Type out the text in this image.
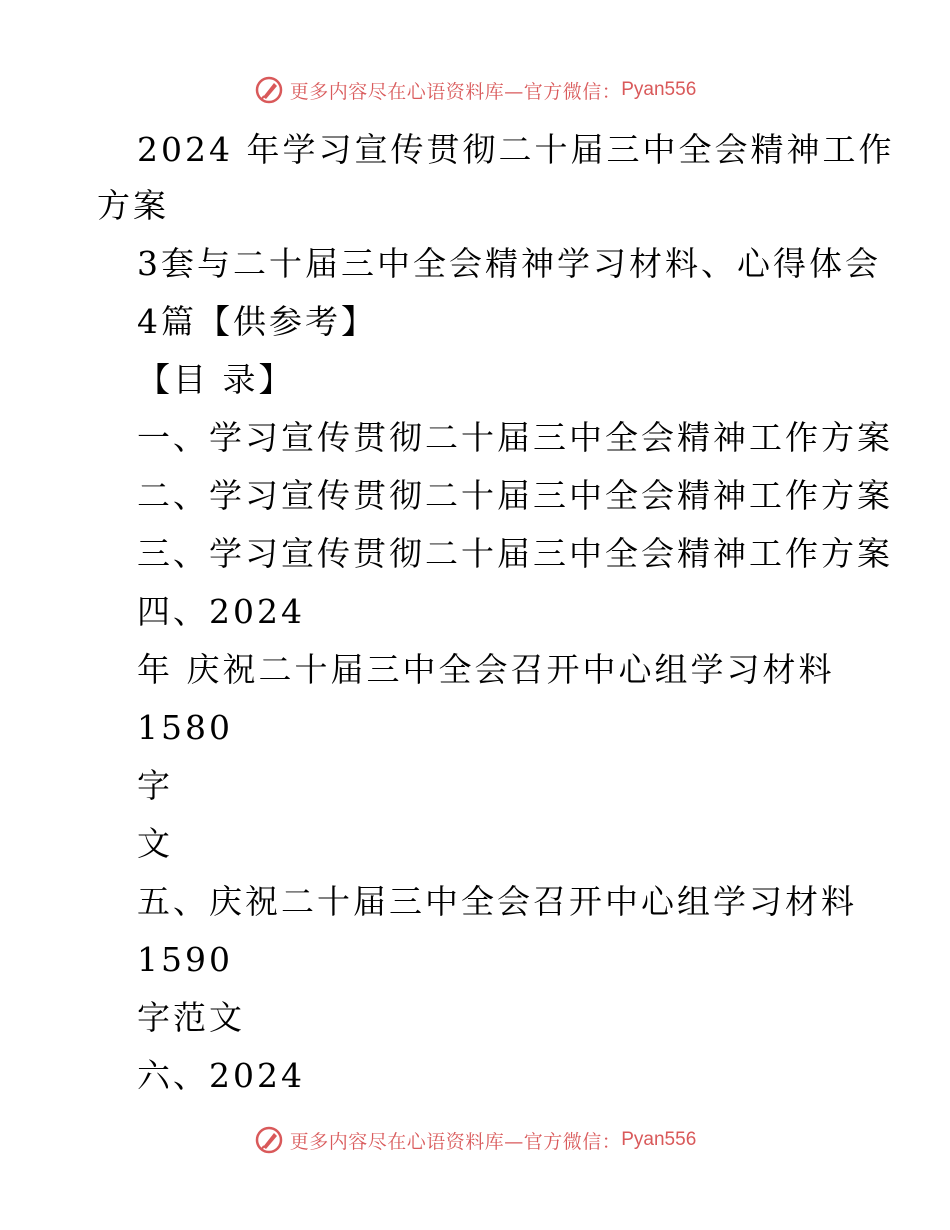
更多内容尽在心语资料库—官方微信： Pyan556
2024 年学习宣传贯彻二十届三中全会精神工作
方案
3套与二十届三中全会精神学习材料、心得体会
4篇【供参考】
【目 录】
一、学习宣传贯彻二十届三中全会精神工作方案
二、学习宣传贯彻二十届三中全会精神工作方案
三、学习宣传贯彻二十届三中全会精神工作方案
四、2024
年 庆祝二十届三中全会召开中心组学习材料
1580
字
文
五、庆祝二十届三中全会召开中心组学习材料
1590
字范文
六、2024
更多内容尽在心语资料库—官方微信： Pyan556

__Stated task__
Reply with one number only, the count of lines above that hold the string "学习宣传贯彻二十届三中全会精神工作方案".

__Problem solution__
3